Input rows:

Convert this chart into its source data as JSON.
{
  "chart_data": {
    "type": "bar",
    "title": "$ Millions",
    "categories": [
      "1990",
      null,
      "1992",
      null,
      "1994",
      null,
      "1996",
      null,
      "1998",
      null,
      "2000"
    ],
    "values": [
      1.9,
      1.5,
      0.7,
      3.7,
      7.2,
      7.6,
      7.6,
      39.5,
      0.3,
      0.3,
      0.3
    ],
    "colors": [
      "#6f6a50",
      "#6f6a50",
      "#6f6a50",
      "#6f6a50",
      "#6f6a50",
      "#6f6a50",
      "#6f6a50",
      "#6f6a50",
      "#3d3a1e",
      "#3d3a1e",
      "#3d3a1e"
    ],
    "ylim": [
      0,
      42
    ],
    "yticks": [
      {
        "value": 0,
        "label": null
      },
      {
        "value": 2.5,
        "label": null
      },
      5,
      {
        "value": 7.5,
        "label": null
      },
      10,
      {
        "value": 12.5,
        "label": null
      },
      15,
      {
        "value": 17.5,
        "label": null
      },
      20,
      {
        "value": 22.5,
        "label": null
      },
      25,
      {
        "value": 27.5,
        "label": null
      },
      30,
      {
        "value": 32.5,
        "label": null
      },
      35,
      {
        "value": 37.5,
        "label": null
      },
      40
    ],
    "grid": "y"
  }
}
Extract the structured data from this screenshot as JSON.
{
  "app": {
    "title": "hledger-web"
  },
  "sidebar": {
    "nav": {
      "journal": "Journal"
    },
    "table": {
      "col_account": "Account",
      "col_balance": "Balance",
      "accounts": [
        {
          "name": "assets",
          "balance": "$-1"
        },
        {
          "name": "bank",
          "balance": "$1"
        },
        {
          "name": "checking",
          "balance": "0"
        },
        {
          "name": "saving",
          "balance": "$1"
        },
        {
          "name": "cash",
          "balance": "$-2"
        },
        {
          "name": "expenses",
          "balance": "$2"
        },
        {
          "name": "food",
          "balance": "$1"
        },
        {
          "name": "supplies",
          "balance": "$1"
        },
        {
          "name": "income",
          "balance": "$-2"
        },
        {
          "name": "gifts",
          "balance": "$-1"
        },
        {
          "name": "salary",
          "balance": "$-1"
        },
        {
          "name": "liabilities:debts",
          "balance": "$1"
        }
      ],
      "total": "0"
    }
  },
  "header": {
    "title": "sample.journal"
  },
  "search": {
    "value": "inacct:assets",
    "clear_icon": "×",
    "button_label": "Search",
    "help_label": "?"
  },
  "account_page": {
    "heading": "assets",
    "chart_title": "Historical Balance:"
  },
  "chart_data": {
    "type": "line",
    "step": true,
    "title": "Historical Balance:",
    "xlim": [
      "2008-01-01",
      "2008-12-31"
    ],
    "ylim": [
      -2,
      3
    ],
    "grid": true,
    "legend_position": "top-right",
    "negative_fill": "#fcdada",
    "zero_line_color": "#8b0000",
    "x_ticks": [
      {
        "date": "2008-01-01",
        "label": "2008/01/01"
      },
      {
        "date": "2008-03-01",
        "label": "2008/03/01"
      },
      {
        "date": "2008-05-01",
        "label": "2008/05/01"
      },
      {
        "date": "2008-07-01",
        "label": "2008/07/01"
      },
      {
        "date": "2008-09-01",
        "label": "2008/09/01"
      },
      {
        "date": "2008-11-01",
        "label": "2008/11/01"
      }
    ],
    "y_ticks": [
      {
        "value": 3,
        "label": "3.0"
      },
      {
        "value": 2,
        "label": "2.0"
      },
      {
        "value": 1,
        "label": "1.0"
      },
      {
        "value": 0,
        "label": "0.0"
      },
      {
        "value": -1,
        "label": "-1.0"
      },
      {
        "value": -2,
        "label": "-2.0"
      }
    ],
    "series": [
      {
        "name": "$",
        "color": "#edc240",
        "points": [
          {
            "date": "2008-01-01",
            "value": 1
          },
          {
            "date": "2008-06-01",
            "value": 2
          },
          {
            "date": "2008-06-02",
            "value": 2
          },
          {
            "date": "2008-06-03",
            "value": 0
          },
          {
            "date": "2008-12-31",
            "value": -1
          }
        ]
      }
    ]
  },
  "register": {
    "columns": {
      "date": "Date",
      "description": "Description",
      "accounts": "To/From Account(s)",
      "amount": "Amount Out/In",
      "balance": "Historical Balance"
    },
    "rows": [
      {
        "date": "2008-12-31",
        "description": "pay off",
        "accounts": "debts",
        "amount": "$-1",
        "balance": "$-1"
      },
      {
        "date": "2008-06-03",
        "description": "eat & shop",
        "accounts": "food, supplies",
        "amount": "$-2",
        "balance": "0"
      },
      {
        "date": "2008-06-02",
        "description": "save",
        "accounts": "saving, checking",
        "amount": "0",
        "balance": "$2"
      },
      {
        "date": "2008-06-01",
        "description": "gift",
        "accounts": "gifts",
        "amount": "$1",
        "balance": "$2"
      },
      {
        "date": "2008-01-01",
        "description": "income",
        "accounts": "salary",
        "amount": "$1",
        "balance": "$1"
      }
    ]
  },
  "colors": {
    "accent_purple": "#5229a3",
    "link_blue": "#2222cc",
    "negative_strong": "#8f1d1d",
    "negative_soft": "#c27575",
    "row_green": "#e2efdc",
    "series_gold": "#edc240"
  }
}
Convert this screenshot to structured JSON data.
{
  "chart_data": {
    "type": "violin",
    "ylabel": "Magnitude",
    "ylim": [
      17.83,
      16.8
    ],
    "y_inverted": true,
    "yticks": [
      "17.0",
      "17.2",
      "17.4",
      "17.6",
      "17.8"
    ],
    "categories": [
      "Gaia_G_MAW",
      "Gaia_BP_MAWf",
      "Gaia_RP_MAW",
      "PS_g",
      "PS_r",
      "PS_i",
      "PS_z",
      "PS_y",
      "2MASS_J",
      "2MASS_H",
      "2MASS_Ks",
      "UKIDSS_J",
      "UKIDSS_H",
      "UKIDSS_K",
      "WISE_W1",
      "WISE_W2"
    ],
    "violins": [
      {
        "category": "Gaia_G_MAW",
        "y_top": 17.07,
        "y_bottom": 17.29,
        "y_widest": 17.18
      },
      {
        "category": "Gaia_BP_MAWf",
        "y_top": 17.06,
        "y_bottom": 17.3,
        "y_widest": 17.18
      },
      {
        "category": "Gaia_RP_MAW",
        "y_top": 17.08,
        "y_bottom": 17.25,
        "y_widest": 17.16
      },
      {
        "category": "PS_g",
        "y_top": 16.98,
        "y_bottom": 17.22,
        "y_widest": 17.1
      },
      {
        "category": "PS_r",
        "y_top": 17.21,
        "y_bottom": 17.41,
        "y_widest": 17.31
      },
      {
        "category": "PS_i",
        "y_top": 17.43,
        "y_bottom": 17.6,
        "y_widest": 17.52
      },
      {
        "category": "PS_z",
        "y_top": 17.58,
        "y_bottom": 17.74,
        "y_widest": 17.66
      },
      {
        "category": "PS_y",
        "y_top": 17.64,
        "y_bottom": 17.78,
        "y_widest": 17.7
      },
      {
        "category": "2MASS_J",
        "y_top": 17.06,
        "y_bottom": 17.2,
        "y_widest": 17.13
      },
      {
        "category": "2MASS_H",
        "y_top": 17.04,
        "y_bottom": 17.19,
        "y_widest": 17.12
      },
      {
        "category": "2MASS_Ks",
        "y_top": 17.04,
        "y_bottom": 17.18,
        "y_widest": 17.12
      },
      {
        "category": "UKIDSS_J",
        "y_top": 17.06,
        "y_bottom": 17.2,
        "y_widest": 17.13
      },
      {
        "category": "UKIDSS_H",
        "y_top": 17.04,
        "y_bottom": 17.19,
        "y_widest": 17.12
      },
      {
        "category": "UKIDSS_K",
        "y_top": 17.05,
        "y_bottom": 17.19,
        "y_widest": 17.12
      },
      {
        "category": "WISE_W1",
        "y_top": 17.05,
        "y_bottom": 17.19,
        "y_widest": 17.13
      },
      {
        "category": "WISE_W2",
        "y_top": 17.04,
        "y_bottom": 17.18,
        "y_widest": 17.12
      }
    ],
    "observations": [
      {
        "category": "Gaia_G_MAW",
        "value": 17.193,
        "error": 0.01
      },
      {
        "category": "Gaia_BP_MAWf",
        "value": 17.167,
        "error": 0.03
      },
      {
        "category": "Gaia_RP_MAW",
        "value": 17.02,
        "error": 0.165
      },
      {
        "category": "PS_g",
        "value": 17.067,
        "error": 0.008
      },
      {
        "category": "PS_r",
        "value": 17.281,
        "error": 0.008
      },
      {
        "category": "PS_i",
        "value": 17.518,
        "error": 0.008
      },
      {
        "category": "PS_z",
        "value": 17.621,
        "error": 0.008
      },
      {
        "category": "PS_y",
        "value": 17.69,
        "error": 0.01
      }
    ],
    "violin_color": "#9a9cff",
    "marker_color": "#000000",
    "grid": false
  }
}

Aim of the exercise: Copy every line above that holds the word "structured".

Result of this task:
Extract the structured data from this screenshot as JSON.
Convert this screenshot to structured JSON data.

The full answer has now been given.